Given exercise: Copy every line of the data that includes the string "them".

Dataset rows:

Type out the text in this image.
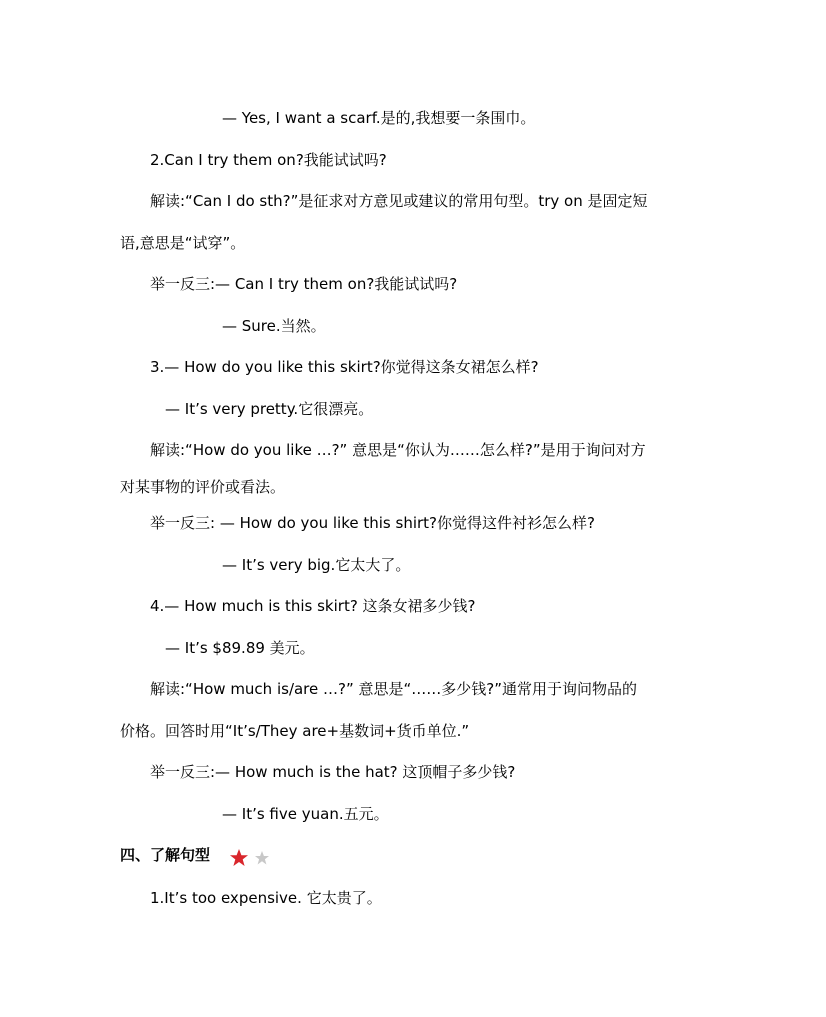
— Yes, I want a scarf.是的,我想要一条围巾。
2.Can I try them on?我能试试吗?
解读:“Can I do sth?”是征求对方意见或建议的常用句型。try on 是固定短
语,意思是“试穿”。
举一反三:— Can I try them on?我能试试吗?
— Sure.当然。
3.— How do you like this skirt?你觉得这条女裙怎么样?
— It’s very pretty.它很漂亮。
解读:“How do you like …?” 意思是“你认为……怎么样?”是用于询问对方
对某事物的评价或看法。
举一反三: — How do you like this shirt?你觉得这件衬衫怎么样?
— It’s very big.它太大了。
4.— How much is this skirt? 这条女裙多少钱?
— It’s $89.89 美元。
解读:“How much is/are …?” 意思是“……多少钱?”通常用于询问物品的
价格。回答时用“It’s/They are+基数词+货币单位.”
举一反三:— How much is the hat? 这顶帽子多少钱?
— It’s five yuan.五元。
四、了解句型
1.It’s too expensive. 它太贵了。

---

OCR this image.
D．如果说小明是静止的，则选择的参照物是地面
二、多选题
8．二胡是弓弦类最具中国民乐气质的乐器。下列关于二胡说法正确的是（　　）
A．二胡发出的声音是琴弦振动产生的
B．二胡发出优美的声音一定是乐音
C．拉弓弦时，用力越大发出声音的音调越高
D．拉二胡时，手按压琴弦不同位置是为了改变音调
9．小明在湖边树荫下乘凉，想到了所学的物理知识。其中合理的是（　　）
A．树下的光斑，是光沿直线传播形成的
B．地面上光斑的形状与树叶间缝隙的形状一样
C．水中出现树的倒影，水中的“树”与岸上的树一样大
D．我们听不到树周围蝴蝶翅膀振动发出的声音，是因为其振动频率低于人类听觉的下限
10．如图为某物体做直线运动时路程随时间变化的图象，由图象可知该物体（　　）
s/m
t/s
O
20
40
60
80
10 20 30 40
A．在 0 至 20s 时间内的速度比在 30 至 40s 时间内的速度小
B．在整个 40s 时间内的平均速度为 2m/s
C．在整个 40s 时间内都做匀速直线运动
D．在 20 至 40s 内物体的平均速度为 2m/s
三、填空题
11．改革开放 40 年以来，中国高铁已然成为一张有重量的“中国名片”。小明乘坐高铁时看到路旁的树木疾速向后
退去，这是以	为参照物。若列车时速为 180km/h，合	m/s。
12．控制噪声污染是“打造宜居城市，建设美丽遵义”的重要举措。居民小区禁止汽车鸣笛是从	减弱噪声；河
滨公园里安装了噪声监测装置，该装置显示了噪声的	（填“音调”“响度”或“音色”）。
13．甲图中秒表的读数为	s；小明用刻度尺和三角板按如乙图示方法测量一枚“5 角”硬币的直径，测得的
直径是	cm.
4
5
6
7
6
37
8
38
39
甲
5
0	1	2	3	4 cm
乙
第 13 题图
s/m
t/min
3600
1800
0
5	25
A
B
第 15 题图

Full output:
2.Can I try them on?我能试试吗?
举一反三:— Can I try them on?我能试试吗?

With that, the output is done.